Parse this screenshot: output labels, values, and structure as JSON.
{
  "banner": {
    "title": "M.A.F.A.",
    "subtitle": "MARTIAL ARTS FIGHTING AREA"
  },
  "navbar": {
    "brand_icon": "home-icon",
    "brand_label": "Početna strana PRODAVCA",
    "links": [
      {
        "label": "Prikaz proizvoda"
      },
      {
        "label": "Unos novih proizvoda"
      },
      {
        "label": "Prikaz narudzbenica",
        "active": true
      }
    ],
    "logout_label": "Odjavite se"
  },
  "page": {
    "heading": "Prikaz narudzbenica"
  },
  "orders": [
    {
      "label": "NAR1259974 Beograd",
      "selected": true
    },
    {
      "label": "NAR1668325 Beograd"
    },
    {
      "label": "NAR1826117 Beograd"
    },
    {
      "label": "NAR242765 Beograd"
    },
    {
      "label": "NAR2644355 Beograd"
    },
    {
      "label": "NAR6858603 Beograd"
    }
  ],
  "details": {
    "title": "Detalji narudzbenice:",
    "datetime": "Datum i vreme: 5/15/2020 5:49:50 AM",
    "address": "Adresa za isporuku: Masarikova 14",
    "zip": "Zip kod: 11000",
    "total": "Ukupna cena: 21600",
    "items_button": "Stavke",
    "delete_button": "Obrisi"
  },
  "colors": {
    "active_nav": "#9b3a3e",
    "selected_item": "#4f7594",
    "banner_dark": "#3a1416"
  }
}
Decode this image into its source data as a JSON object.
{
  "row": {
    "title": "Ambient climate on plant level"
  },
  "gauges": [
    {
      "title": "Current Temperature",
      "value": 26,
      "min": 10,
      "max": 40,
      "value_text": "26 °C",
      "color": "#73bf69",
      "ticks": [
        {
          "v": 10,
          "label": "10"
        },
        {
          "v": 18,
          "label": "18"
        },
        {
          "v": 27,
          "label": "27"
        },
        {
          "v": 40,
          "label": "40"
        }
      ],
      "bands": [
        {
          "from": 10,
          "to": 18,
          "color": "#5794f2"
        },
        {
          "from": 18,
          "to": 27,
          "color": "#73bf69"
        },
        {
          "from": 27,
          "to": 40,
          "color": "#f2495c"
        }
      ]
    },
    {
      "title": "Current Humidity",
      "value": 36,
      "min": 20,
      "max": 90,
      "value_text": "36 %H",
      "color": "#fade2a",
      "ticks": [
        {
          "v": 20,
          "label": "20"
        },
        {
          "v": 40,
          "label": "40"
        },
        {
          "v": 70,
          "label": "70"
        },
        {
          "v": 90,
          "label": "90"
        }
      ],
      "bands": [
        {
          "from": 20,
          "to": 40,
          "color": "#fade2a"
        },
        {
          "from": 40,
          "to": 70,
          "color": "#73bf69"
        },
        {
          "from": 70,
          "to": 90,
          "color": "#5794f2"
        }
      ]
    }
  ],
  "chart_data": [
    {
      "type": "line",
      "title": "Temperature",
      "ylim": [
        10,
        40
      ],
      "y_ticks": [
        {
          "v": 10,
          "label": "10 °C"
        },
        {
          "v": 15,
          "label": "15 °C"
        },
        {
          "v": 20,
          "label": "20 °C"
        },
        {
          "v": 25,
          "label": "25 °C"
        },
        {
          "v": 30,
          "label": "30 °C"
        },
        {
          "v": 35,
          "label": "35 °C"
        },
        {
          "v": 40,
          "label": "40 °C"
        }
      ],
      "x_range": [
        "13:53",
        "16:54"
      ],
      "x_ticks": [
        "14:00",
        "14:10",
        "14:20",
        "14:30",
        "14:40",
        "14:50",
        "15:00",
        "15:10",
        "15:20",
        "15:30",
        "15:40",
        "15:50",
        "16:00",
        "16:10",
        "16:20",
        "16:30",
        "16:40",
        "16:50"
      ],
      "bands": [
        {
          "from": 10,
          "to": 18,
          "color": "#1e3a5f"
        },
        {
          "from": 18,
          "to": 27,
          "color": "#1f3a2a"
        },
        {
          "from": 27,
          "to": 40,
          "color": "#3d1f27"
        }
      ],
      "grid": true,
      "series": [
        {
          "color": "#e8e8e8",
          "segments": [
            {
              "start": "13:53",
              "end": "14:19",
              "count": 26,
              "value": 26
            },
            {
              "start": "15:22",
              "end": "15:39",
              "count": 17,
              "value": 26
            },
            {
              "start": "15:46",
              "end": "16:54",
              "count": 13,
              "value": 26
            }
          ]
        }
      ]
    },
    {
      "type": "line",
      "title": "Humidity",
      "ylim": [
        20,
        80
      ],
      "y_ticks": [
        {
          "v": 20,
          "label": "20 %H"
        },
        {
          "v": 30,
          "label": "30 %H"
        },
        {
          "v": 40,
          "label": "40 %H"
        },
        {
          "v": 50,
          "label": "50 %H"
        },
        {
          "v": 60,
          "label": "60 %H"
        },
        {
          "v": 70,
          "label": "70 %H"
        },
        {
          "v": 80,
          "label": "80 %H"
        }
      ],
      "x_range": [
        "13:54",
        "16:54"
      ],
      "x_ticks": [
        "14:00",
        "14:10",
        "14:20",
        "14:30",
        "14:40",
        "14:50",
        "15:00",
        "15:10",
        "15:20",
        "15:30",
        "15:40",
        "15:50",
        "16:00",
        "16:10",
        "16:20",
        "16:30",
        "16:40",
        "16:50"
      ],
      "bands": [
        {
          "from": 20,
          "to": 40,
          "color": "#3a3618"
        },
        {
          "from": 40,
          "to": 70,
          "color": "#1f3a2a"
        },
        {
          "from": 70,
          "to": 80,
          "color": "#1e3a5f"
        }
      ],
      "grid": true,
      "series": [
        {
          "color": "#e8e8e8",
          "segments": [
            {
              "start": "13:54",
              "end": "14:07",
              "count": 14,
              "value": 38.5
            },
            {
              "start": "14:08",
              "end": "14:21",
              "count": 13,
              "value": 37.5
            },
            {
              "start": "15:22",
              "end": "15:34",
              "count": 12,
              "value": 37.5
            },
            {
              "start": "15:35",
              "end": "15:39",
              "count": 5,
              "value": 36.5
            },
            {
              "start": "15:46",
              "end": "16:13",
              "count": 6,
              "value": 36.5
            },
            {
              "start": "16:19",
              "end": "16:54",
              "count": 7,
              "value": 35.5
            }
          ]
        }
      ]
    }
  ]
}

########

• DIRECTIONS
Search the records for the word "Temperature", then list every line that has it.

• WRITTEN ANSWER
      "title": "Current Temperature",
      "title": "Temperature",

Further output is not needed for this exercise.